Цитируемый текст:
((

Следующая остановка - расстрел — страница 12 из 95

За ночь я прочел секретный документ три раза и пришел в сильное волнение. Слова Хрущева подтверждали то, что я услышал три года назад по радиостанции «Свобода». С этой ночи я cтал сознательным, активным антисталинистом и в то же время оставался прокоммунистом, веря, как чехи в 1968 году, что можно построить социализм с человеческим лицом. Я не знал ничего лучшего, был глубоко невежествен во всем, что касалось Запада, и принимал на веру большую часть пропаганды, которой нас пичкали в школе.

В начале предпоследнего года обучение снова стало совместным, и в нашей школе появились девочки. Перемена оказалась в целом благоприятной: появление девочек произвело облагораживающее воздействие, и мальчики стали степеннее.

))

Указания к заданиям:
**1.** Сколько раз за ночь рассказчик прочел секретный документ, судя по отрывку о секретном документе?
**2.** Перепишите дословно из отрывка о секретном документе фрагмент от слов «За ночь я прочел» до слов «пичкали в школе.» включительно.
**3.** Напишите продолжение отрывка о секретном документе, начав сразу после его последнего предложения.
Для работы записи не понадобятся.

(Записи с аннотированными элементами)
((

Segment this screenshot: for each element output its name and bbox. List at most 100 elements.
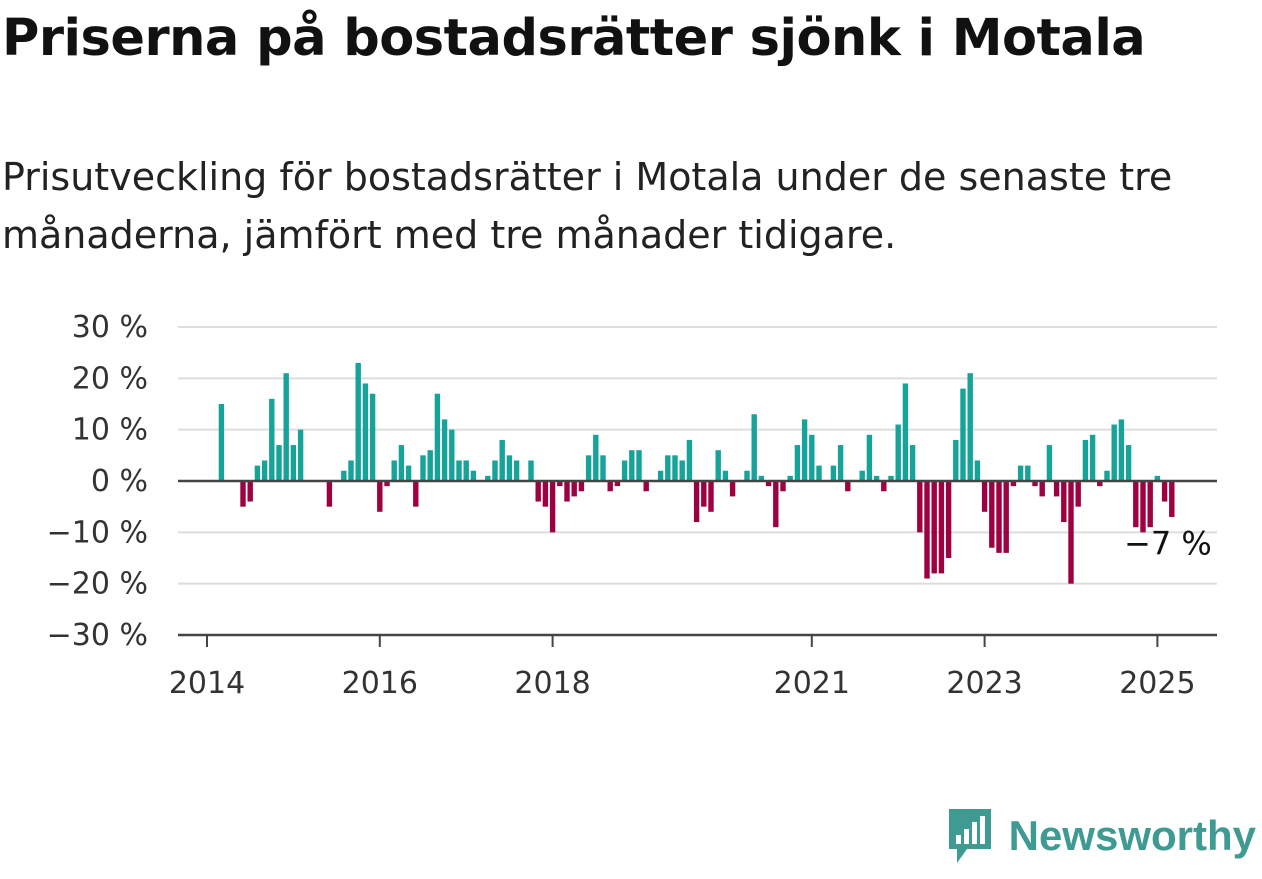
bar bbox=[528, 460, 534, 481]
bar-chart: 30 % 20 % 10 % 0 % −10 % −20 % −30 % 2014 2016 20… bbox=[47, 310, 1217, 701]
bar bbox=[881, 481, 887, 492]
bar bbox=[1140, 481, 1146, 533]
bar bbox=[931, 481, 937, 574]
bar bbox=[564, 481, 570, 502]
bar bbox=[1010, 481, 1017, 487]
bar bbox=[693, 481, 700, 523]
y-tick-label: −30 % bbox=[47, 618, 148, 653]
bar bbox=[780, 481, 786, 492]
bar bbox=[794, 445, 801, 481]
bar bbox=[485, 475, 491, 481]
bar bbox=[665, 455, 671, 481]
bar bbox=[729, 481, 736, 497]
bar bbox=[283, 373, 289, 481]
bar bbox=[1125, 445, 1132, 481]
axes bbox=[178, 479, 1217, 647]
bar bbox=[1025, 465, 1031, 481]
x-tick-label: 2014 bbox=[169, 666, 245, 701]
bar bbox=[837, 445, 844, 481]
brand-name: Newsworthy bbox=[1008, 812, 1256, 859]
bar bbox=[470, 470, 477, 481]
bar bbox=[816, 465, 822, 481]
bar bbox=[657, 470, 664, 481]
bar bbox=[672, 455, 678, 481]
bar bbox=[297, 429, 304, 481]
bar bbox=[398, 445, 405, 481]
bar bbox=[341, 470, 347, 481]
bar bbox=[751, 414, 757, 481]
bars bbox=[218, 362, 1175, 584]
bar bbox=[449, 429, 455, 481]
bar bbox=[1161, 481, 1168, 502]
bar bbox=[722, 470, 729, 481]
bar bbox=[924, 481, 930, 579]
bar bbox=[607, 481, 613, 492]
bar bbox=[240, 481, 246, 507]
bar bbox=[1003, 481, 1009, 553]
bar bbox=[593, 434, 599, 481]
bar bbox=[600, 455, 606, 481]
bar bbox=[355, 362, 361, 481]
bar bbox=[981, 481, 988, 512]
bar bbox=[809, 434, 815, 481]
bar bbox=[578, 481, 585, 492]
bar bbox=[1017, 465, 1024, 481]
bar bbox=[708, 481, 714, 512]
bar bbox=[787, 475, 793, 481]
bar bbox=[463, 460, 469, 481]
bar bbox=[1147, 481, 1153, 528]
bar bbox=[549, 481, 556, 533]
bar bbox=[535, 481, 541, 502]
x-tick-label: 2025 bbox=[1119, 666, 1195, 701]
bar bbox=[888, 475, 894, 481]
gridlines bbox=[178, 326, 1217, 585]
bar bbox=[348, 460, 354, 481]
bar bbox=[629, 450, 635, 481]
bar bbox=[758, 475, 765, 481]
bar bbox=[1075, 481, 1081, 507]
bar bbox=[960, 388, 966, 481]
bar bbox=[1082, 439, 1089, 481]
bar bbox=[801, 419, 808, 481]
bar bbox=[456, 460, 462, 481]
bar bbox=[513, 460, 520, 481]
bar bbox=[974, 460, 981, 481]
bar bbox=[1169, 481, 1175, 517]
bar bbox=[953, 439, 959, 481]
newsworthy-logo-icon bbox=[948, 809, 991, 863]
bar bbox=[902, 383, 909, 481]
bar bbox=[1118, 419, 1125, 481]
page-subtitle: Prisutveckling för bostadsrätter i Motal… bbox=[2, 155, 1173, 257]
y-tick-label: −10 % bbox=[47, 515, 148, 550]
page-title: Priserna på bostadsrätter sjönk i Motala bbox=[2, 9, 1146, 68]
brand-footer: Newsworthy bbox=[945, 807, 1256, 865]
bar bbox=[909, 445, 916, 481]
bar bbox=[1154, 475, 1161, 481]
bar bbox=[369, 393, 376, 481]
labels: 30 % 20 % 10 % 0 % −10 % −20 % −30 % 2014 2016 20… bbox=[47, 310, 1212, 701]
bar bbox=[621, 460, 628, 481]
bar bbox=[643, 481, 649, 492]
bar bbox=[1061, 481, 1067, 523]
bar bbox=[1104, 470, 1110, 481]
bar bbox=[499, 439, 505, 481]
bar bbox=[895, 424, 901, 481]
bar bbox=[701, 481, 707, 507]
bar bbox=[765, 481, 772, 487]
bar bbox=[636, 450, 642, 481]
bar bbox=[427, 450, 433, 481]
x-tick-label: 2021 bbox=[774, 666, 850, 701]
bar bbox=[557, 481, 563, 487]
bar bbox=[377, 481, 383, 512]
bar bbox=[989, 481, 995, 548]
bar bbox=[614, 481, 621, 487]
bar bbox=[585, 455, 592, 481]
bar bbox=[218, 404, 225, 481]
bar bbox=[873, 475, 880, 481]
bar bbox=[441, 419, 448, 481]
bar bbox=[391, 460, 397, 481]
x-tick-label: 2023 bbox=[946, 666, 1022, 701]
bar bbox=[1089, 434, 1096, 481]
bar bbox=[917, 481, 923, 533]
bar bbox=[434, 393, 441, 481]
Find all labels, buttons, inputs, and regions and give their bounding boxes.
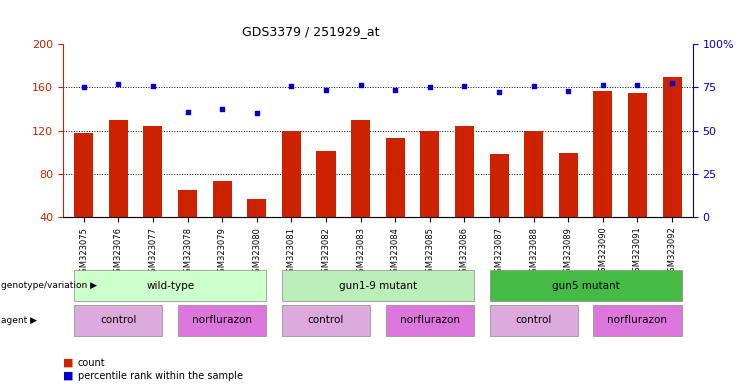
- Text: norflurazon: norflurazon: [192, 315, 252, 325]
- Bar: [316, 151, 336, 217]
- Point: [78, 84, 90, 91]
- Text: norflurazon: norflurazon: [608, 315, 668, 325]
- Text: ■: ■: [63, 358, 73, 368]
- Point: [493, 89, 505, 95]
- Bar: [559, 153, 578, 217]
- Point: [182, 109, 193, 115]
- Bar: [144, 126, 162, 217]
- Text: percentile rank within the sample: percentile rank within the sample: [78, 371, 243, 381]
- Bar: [455, 126, 474, 217]
- Bar: [213, 181, 232, 217]
- Point: [320, 86, 332, 93]
- Point: [355, 82, 367, 88]
- Point: [389, 86, 401, 93]
- Point: [285, 83, 297, 89]
- Bar: [524, 131, 543, 217]
- Bar: [178, 190, 197, 217]
- Bar: [247, 199, 266, 217]
- Point: [216, 106, 228, 112]
- Text: gun1-9 mutant: gun1-9 mutant: [339, 281, 417, 291]
- Bar: [594, 91, 612, 217]
- Point: [251, 110, 263, 116]
- Point: [459, 83, 471, 89]
- Text: wild-type: wild-type: [146, 281, 194, 291]
- Bar: [662, 76, 682, 217]
- Text: ■: ■: [63, 371, 73, 381]
- Text: norflurazon: norflurazon: [400, 315, 460, 325]
- Text: gun5 mutant: gun5 mutant: [552, 281, 619, 291]
- Bar: [74, 133, 93, 217]
- Bar: [282, 131, 301, 217]
- Bar: [420, 131, 439, 217]
- Text: control: control: [516, 315, 552, 325]
- Bar: [109, 120, 128, 217]
- Text: control: control: [100, 315, 136, 325]
- Point: [597, 82, 609, 88]
- Point: [113, 81, 124, 87]
- Point: [528, 83, 539, 89]
- Text: genotype/variation ▶: genotype/variation ▶: [1, 281, 97, 290]
- Bar: [386, 138, 405, 217]
- Point: [631, 82, 643, 88]
- Bar: [628, 93, 647, 217]
- Point: [562, 88, 574, 94]
- Point: [424, 84, 436, 91]
- Text: agent ▶: agent ▶: [1, 316, 37, 325]
- Text: GDS3379 / 251929_at: GDS3379 / 251929_at: [242, 25, 380, 38]
- Text: control: control: [308, 315, 344, 325]
- Bar: [490, 154, 508, 217]
- Text: count: count: [78, 358, 105, 368]
- Point: [147, 83, 159, 89]
- Bar: [351, 120, 370, 217]
- Point: [666, 80, 678, 86]
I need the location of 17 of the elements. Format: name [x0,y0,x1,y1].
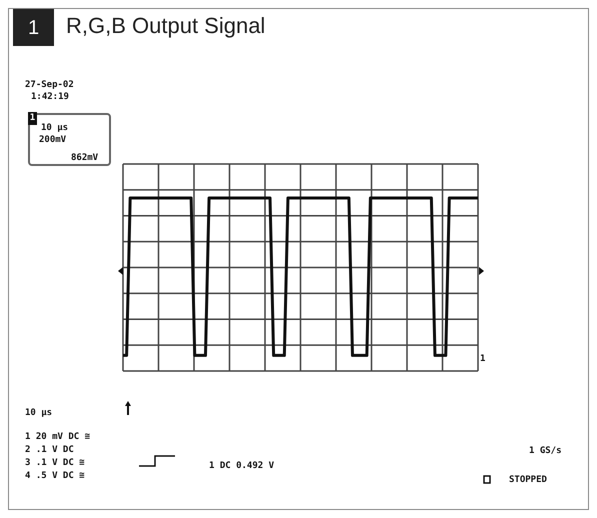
text: 200mV [39,135,66,146]
text: 1 GS/s [529,446,562,457]
text: 1 [13,9,54,46]
text: 1 [480,354,486,365]
text: 10 µs [25,408,52,419]
text: 1 20 mV DC ≅ [25,432,90,443]
text: 27-Sep-02 [25,80,74,91]
text: 862mV [71,153,98,164]
text: 4 .5 V DC ≅ [25,471,85,482]
text: 1 [28,112,37,125]
text: 1:42:19 [31,92,69,103]
text: STOPPED [509,475,547,486]
text: 10 µs [41,123,68,134]
chart-title: R,G,B Output Signal [66,13,266,39]
text: 2 .1 V DC [25,445,74,456]
text: 3 .1 V DC ≅ [25,458,85,469]
text: 1 DC 0.492 V [209,461,274,472]
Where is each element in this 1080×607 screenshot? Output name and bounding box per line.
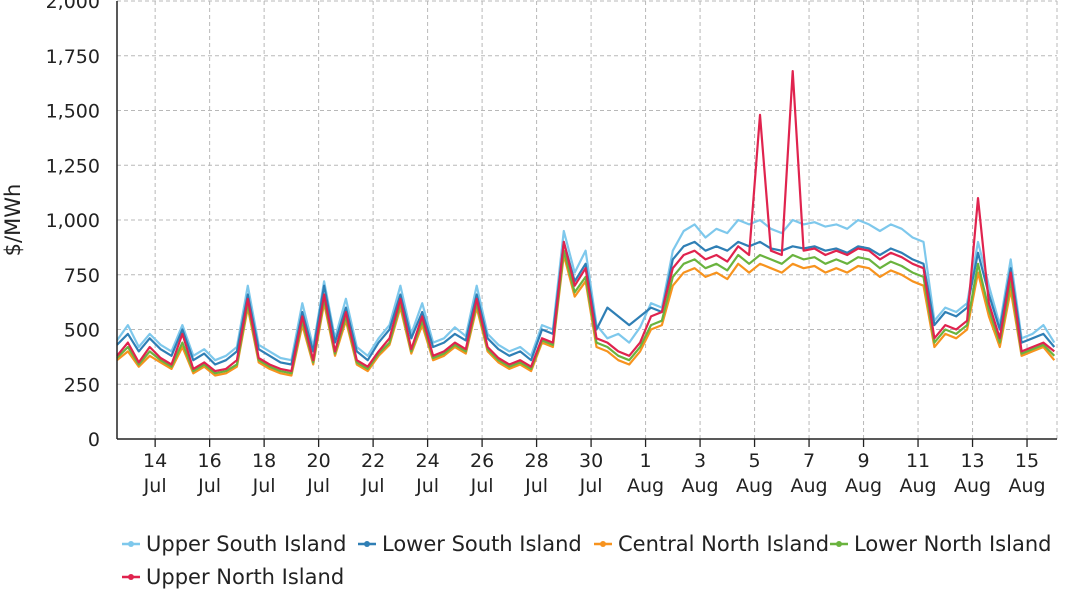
x-tick-label-day: 26 [470, 450, 494, 472]
legend-marker [128, 541, 134, 547]
x-tick-label-day: 28 [525, 450, 549, 472]
series-line-lower-north-island [116, 249, 1056, 375]
x-tick-label-day: 5 [749, 450, 761, 472]
x-tick-label-day: 16 [198, 450, 222, 472]
x-tick-label-day: 20 [307, 450, 331, 472]
x-tick-label-month: Aug [627, 475, 664, 497]
x-tick-label-day: 14 [143, 450, 167, 472]
y-axis-label: $/MWh [1, 184, 25, 257]
x-tick-label-month: Aug [845, 475, 882, 497]
grid [117, 0, 1058, 439]
y-tick-label: 1,000 [46, 210, 100, 232]
x-tick-label-day: 22 [361, 450, 385, 472]
x-tick-label-month: Jul [524, 475, 548, 497]
y-tick-label: 250 [64, 374, 100, 396]
y-tick-label: 1,750 [46, 46, 100, 68]
x-tick-label-day: 18 [252, 450, 276, 472]
x-tick-label-day: 7 [803, 450, 815, 472]
y-tick-label: 1,250 [46, 155, 100, 177]
legend-item-lower-south-island[interactable]: Lower South Island [358, 532, 582, 556]
y-tick-label: 0 [88, 429, 100, 451]
legend-label: Upper South Island [146, 532, 346, 556]
legend-item-upper-north-island[interactable]: Upper North Island [122, 565, 344, 589]
y-tick-label: 750 [64, 265, 100, 287]
y-axis-ticks: 0 250 500 750 1,000 1,250 1,500 1,750 2,000 [46, 0, 100, 451]
series-line-upper-north-island [116, 69, 1055, 373]
legend-label: Lower North Island [854, 532, 1051, 556]
x-tick-label-month: Aug [1008, 475, 1045, 497]
legend-marker [836, 541, 842, 547]
x-tick-label-day: 9 [858, 450, 870, 472]
legend-label: Lower South Island [382, 532, 582, 556]
series-line-upper-south-island [116, 218, 1056, 362]
x-tick-label-day: 15 [1015, 450, 1039, 472]
series-line-lower-south-island [116, 240, 1056, 366]
x-tick-label-day: 3 [694, 450, 706, 472]
x-tick-label-month: Jul [470, 475, 494, 497]
x-tick-label-day: 24 [416, 450, 440, 472]
x-tick-label-month: Aug [682, 475, 719, 497]
x-tick-label-month: Aug [791, 475, 828, 497]
y-tick-label: 500 [64, 320, 100, 342]
x-tick-label-month: Jul [361, 475, 385, 497]
x-tick-label-month: Aug [954, 475, 991, 497]
x-tick-label-month: Jul [415, 475, 439, 497]
x-axis-ticks: 14 Jul 16 Jul 18 Jul 20 Jul 22 Jul 24 Jul 26 Jul 28 Jul… [143, 439, 1046, 497]
legend[interactable]: Upper South Island Lower South Island Cent… [122, 532, 1051, 589]
legend-item-lower-north-island[interactable]: Lower North Island [830, 532, 1051, 556]
legend-marker [128, 574, 134, 580]
x-tick-label-day: 1 [640, 450, 652, 472]
x-tick-label-day: 30 [579, 450, 603, 472]
y-tick-label: 2,000 [46, 0, 100, 13]
legend-label: Central North Island [618, 532, 829, 556]
x-tick-label-month: Jul [252, 475, 276, 497]
x-tick-label-month: Aug [899, 475, 936, 497]
y-tick-label: 1,500 [46, 101, 100, 123]
x-tick-label-month: Jul [579, 475, 603, 497]
legend-item-central-north-island[interactable]: Central North Island [594, 532, 829, 556]
legend-item-upper-south-island[interactable]: Upper South Island [122, 532, 346, 556]
x-tick-label-month: Jul [306, 475, 330, 497]
x-tick-label-day: 11 [906, 450, 930, 472]
legend-marker [600, 541, 606, 547]
x-tick-label-month: Aug [736, 475, 773, 497]
series-lines [116, 69, 1056, 377]
legend-marker [364, 541, 370, 547]
x-tick-label-month: Jul [143, 475, 167, 497]
x-tick-label-month: Jul [197, 475, 221, 497]
x-tick-label-day: 13 [960, 450, 984, 472]
legend-label: Upper North Island [146, 565, 344, 589]
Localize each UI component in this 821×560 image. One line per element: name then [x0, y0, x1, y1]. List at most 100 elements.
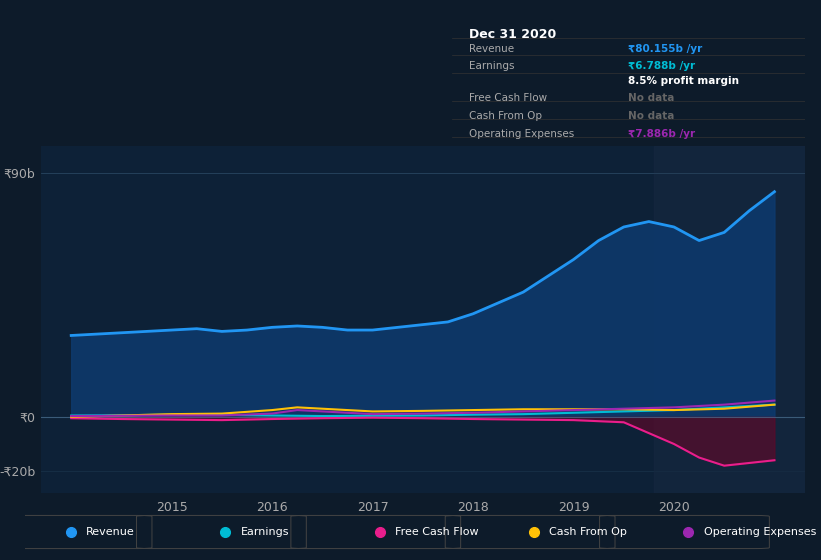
Text: Operating Expenses: Operating Expenses [470, 129, 575, 139]
Free Cash Flow [745, 460, 754, 466]
Earnings [267, 412, 277, 419]
Cash From Op [167, 411, 177, 418]
Revenue [569, 256, 579, 263]
Free Cash Flow [418, 415, 428, 422]
Free Cash Flow [619, 419, 629, 426]
Revenue [318, 324, 328, 331]
Free Cash Flow [669, 441, 679, 447]
Revenue [745, 207, 754, 214]
Earnings [468, 411, 478, 418]
Revenue [267, 324, 277, 331]
Revenue [769, 188, 779, 195]
Free Cash Flow [518, 416, 528, 423]
Text: No data: No data [628, 111, 674, 121]
Free Cash Flow [267, 416, 277, 422]
Revenue [117, 329, 126, 336]
Revenue [518, 289, 528, 296]
Free Cash Flow [569, 417, 579, 423]
Free Cash Flow [695, 454, 704, 461]
Revenue [91, 331, 101, 338]
Operating Expenses [468, 409, 478, 416]
Earnings [67, 412, 76, 419]
Free Cash Flow [117, 416, 126, 422]
Operating Expenses [318, 408, 328, 415]
Operating Expenses [418, 410, 428, 417]
Operating Expenses [117, 412, 126, 419]
Free Cash Flow [167, 416, 177, 423]
Earnings [217, 412, 227, 418]
Revenue [493, 300, 503, 306]
Free Cash Flow [368, 414, 378, 421]
Text: Cash From Op: Cash From Op [470, 111, 542, 121]
Earnings [619, 408, 629, 415]
Cash From Op [67, 413, 76, 420]
Cash From Op [719, 405, 729, 412]
Text: Earnings: Earnings [241, 527, 289, 537]
Cash From Op [342, 407, 352, 413]
Earnings [719, 404, 729, 410]
Earnings [368, 412, 378, 419]
Revenue [392, 324, 402, 331]
Revenue [619, 223, 629, 230]
Revenue [418, 321, 428, 328]
Operating Expenses [368, 411, 378, 418]
Bar [654, 146, 805, 493]
Revenue [342, 326, 352, 333]
Earnings [518, 411, 528, 418]
Revenue [669, 223, 679, 230]
Operating Expenses [217, 412, 227, 419]
Revenue [719, 229, 729, 236]
Line: Free Cash Flow: Free Cash Flow [71, 418, 774, 466]
Cash From Op [418, 408, 428, 414]
Operating Expenses [669, 404, 679, 410]
Revenue [443, 319, 453, 325]
Operating Expenses [167, 412, 177, 419]
Text: ₹6.788b /yr: ₹6.788b /yr [628, 61, 695, 71]
Line: Revenue: Revenue [71, 192, 774, 335]
Cash From Op [769, 402, 779, 408]
Revenue [141, 328, 151, 335]
Free Cash Flow [67, 415, 76, 422]
Revenue [292, 323, 302, 329]
Text: ₹80.155b /yr: ₹80.155b /yr [628, 44, 702, 54]
Cash From Op [518, 406, 528, 413]
Revenue [468, 310, 478, 317]
Free Cash Flow [217, 417, 227, 423]
Earnings [167, 411, 177, 418]
Text: 8.5% profit margin: 8.5% profit margin [628, 76, 739, 86]
Text: Dec 31 2020: Dec 31 2020 [470, 28, 557, 41]
Free Cash Flow [318, 415, 328, 422]
Text: Operating Expenses: Operating Expenses [704, 527, 816, 537]
Cash From Op [619, 406, 629, 413]
Line: Cash From Op: Cash From Op [71, 405, 774, 417]
Operating Expenses [518, 408, 528, 415]
Text: Earnings: Earnings [470, 61, 515, 71]
Line: Earnings: Earnings [71, 405, 774, 416]
Free Cash Flow [468, 416, 478, 422]
Earnings [669, 407, 679, 413]
Cash From Op [669, 407, 679, 413]
Cash From Op [267, 407, 277, 413]
Revenue [644, 218, 654, 225]
Operating Expenses [769, 397, 779, 404]
Free Cash Flow [719, 463, 729, 469]
Text: Free Cash Flow: Free Cash Flow [395, 527, 479, 537]
Text: Revenue: Revenue [470, 44, 514, 54]
Cash From Op [468, 407, 478, 413]
Operating Expenses [292, 407, 302, 413]
Revenue [368, 326, 378, 333]
Earnings [769, 402, 779, 408]
Cash From Op [292, 404, 302, 410]
Revenue [242, 326, 252, 333]
Operating Expenses [619, 405, 629, 412]
Earnings [318, 413, 328, 419]
Earnings [569, 409, 579, 416]
Revenue [192, 325, 202, 332]
Cash From Op [117, 412, 126, 419]
Operating Expenses [67, 413, 76, 419]
Revenue [217, 328, 227, 335]
Revenue [167, 326, 177, 333]
Text: ₹7.886b /yr: ₹7.886b /yr [628, 129, 695, 139]
Revenue [695, 237, 704, 244]
Line: Operating Expenses: Operating Expenses [71, 400, 774, 416]
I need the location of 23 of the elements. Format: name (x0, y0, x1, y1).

))

Ответы по заданиям:
**1.** Три раза.

**2.**
За ночь я прочел секретный документ три раза и пришел в сильное волнение. Слова Хрущева подтверждали то, что я услышал три года назад по радиостанции «Свобода». С этой ночи я cтал сознательным, активным антисталинистом и в то же время оставался прокоммунистом, веря, как чехи в 1968 году, что можно построить социализм с человеческим лицом. Я не знал ничего лучшего, был глубоко невежествен во всем, что касалось Запада, и принимал на веру большую часть пропаганды, которой нас пичкали в школе.

**3.**
В школе, как известно, существует пятибальная шкала оценок. Лучшие ученики, такие, как Альфред, Виктор и я сам, старались учиться на пятерки и, как правило, их получали. Но настоящее соревнование началось в девятом классе, когда была возрождена традиция награждения медалями особо отличившихся выпускников школы. Медали не просто льстили самолюбию, но обеспечивали их обладателям преимущество при поступлении в вуз. Те, у кого по всем предметам были пятерки, награждались золотой медалью и автоматически получали право на поступление без экзаменов в любой вуз. Серебряные медалисты при поступлении в вуз должны были сдать один профилирующий экзамен и пройти собеседование. Учителя, заинтересованные в большем количестве медалистов, использовали различные безобидные уловки, чтобы помочь лучшим ученикам. С историей, литературой и языками у меня все было в порядке. По физике и химии я тоже наскреб пятерки, учитель лишь слегка подправил мои работы (по этому поводу я слегка комплексовал). Слаб я был в математике, которую терпеть не мог, и получил четверки по тригонометрии, алгебре и геометрии. Так что пришлось довольствоваться серебряной медалью.

В тот год произошло событие, которое тревожит меня до сих пор. Однажды в дверь нашей квартиры постучал мужчина в возрасте моего отца (отцу тогда было пятьдесят девять), но выглядевший старше, худой, плохо одетый, с рюкзаком за спиной. Он представился другом моего отца (тот был как раз на работе) с дореволюционных времен. Говорил он осторожно, намеками, но дал нам понять, что недавно освобожден и в общей сложности провел в лагерях и ссылке восемнадцать лет. Он, казалось, был удивлен, узнав, что отец жив, но, услышав, что он работает в КГБ, загубившем всю жизнь этого человека, немедленно ушел и никогда больше не появлялся.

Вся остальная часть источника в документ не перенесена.